_Aim of the exercise:_ Repeat each entry word for word. Leave any images out of the copy.

_Records supplied:_
──────────

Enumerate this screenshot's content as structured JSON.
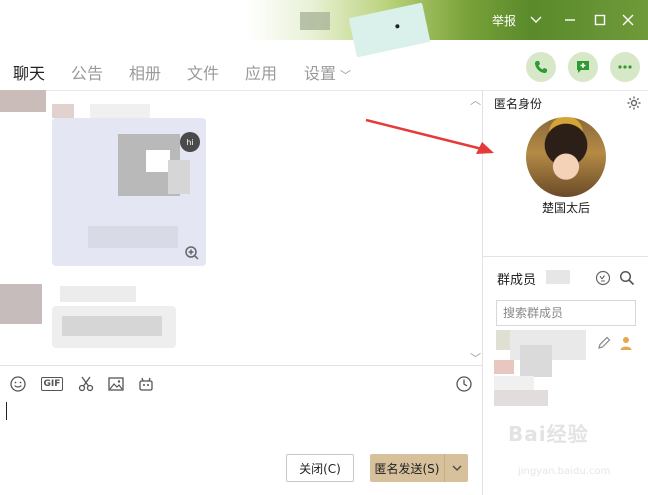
{
  "titlebar": {
    "report_label": "举报",
    "dropdown_icon": "chevron-down-icon",
    "controls": [
      "minimize-icon",
      "maximize-icon",
      "close-icon"
    ]
  },
  "nav": {
    "tabs": [
      {
        "label": "聊天",
        "active": true
      },
      {
        "label": "公告",
        "active": false
      },
      {
        "label": "相册",
        "active": false
      },
      {
        "label": "文件",
        "active": false
      },
      {
        "label": "应用",
        "active": false
      },
      {
        "label": "设置",
        "active": false
      }
    ],
    "actions": [
      "phone-icon",
      "add-message-icon",
      "more-icon"
    ]
  },
  "toolbar": {
    "gif_label": "GIF",
    "icons": [
      "emoji-icon",
      "gif-icon",
      "scissors-icon",
      "image-icon",
      "robot-icon",
      "history-clock-icon"
    ]
  },
  "composer": {
    "close_label": "关闭(C)",
    "send_label": "匿名发送(S)"
  },
  "anonymous": {
    "title": "匿名身份",
    "name": "楚国太后"
  },
  "members": {
    "title": "群成员",
    "search_placeholder": "搜索群成员"
  },
  "watermark": {
    "brand": "Bai经验",
    "url": "jingyan.baidu.com"
  },
  "colors": {
    "accent_green": "#3aa63a",
    "send_button": "#d7c19c",
    "action_circle": "#d7e8c8"
  }
}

──────────

_Output for this exercise:_
Enumerate this screenshot's content as structured JSON.
{
  "titlebar": {
    "report_label": "举报",
    "dropdown_icon": "chevron-down-icon",
    "controls": [
      "minimize-icon",
      "maximize-icon",
      "close-icon"
    ]
  },
  "nav": {
    "tabs": [
      {
        "label": "聊天",
        "active": true
      },
      {
        "label": "公告",
        "active": false
      },
      {
        "label": "相册",
        "active": false
      },
      {
        "label": "文件",
        "active": false
      },
      {
        "label": "应用",
        "active": false
      },
      {
        "label": "设置",
        "active": false
      }
    ],
    "actions": [
      "phone-icon",
      "add-message-icon",
      "more-icon"
    ]
  },
  "toolbar": {
    "gif_label": "GIF",
    "icons": [
      "emoji-icon",
      "gif-icon",
      "scissors-icon",
      "image-icon",
      "robot-icon",
      "history-clock-icon"
    ]
  },
  "composer": {
    "close_label": "关闭(C)",
    "send_label": "匿名发送(S)"
  },
  "anonymous": {
    "title": "匿名身份",
    "name": "楚国太后"
  },
  "members": {
    "title": "群成员",
    "search_placeholder": "搜索群成员"
  },
  "watermark": {
    "brand": "Bai经验",
    "url": "jingyan.baidu.com"
  },
  "colors": {
    "accent_green": "#3aa63a",
    "send_button": "#d7c19c",
    "action_circle": "#d7e8c8"
  }
}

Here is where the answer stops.